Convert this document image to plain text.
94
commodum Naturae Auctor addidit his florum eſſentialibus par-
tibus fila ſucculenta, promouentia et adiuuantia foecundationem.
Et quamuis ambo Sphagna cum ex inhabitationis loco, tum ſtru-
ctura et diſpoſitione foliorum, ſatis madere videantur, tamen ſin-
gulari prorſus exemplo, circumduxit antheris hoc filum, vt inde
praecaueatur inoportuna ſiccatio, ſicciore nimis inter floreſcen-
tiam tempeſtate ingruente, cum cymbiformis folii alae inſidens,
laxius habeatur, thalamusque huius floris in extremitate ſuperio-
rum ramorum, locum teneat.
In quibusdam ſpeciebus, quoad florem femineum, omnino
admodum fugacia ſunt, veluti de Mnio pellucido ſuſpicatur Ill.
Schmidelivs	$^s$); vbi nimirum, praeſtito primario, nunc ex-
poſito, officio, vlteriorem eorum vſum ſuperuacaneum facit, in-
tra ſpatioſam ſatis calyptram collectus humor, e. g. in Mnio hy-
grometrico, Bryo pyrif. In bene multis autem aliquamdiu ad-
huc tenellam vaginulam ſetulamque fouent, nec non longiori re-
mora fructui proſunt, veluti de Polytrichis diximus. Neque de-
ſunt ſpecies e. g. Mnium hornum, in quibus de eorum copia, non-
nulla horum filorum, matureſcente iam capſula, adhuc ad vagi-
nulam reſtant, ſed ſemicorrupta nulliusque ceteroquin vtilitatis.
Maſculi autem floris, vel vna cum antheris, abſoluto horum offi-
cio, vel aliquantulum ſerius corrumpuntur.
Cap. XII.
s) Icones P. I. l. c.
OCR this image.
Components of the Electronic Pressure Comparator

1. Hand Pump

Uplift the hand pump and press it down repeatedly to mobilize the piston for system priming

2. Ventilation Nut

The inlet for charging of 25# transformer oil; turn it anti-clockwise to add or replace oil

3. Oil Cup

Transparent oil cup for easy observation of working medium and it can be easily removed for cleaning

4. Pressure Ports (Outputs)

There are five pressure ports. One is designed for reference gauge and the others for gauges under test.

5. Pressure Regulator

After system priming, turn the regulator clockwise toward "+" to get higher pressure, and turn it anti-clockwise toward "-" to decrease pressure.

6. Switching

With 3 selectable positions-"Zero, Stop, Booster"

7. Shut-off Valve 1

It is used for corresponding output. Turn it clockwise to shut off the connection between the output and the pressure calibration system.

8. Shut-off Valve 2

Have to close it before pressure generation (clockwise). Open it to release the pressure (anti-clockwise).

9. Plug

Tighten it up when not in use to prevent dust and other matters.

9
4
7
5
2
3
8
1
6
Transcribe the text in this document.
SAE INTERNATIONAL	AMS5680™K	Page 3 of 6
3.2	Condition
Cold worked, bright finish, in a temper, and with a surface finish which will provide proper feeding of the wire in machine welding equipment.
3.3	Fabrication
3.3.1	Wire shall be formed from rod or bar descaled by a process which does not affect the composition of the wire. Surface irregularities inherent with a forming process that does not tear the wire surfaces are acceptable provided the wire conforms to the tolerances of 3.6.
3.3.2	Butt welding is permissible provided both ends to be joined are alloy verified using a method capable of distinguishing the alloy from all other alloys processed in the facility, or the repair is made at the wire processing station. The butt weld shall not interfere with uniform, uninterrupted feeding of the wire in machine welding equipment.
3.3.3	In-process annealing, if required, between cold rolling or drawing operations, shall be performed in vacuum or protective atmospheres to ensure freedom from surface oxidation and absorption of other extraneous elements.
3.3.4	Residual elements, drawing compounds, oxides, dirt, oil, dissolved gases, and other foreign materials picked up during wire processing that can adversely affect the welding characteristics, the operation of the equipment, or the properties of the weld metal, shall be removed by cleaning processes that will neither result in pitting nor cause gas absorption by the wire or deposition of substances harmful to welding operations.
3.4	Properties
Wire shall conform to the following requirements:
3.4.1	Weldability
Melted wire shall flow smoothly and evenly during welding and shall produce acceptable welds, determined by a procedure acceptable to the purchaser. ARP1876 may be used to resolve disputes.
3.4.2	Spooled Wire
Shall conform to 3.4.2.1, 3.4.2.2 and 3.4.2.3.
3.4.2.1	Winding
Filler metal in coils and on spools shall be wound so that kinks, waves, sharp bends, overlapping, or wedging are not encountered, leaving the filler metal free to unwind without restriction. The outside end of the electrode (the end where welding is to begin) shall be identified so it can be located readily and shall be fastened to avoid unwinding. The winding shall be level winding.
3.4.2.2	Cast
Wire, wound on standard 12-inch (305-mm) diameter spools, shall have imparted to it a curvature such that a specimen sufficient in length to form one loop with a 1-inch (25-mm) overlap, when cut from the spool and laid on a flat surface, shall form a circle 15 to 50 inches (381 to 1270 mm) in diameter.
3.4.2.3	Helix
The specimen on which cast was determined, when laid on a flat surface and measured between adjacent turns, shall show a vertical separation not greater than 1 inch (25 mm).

● **Task goal**
In the records above, locate each line with the word "spools". Copy all such lines.

● **Full output**
Filler metal in coils and on spools shall be wound so that kinks, waves, sharp bends, overlapping, or wedging are not encountered, leaving the filler metal free to unwind without restriction. The outside end of the electrode (the end where welding is to begin) shall be identified so it can be located readily and shall be fastened to avoid unwinding. The winding shall be level winding.
Wire, wound on standard 12-inch (305-mm) diameter spools, shall have imparted to it a curvature such that a specimen sufficient in length to form one loop with a 1-inch (25-mm) overlap, when cut from the spool and laid on a flat surface, shall form a circle 15 to 50 inches (381 to 1270 mm) in diameter.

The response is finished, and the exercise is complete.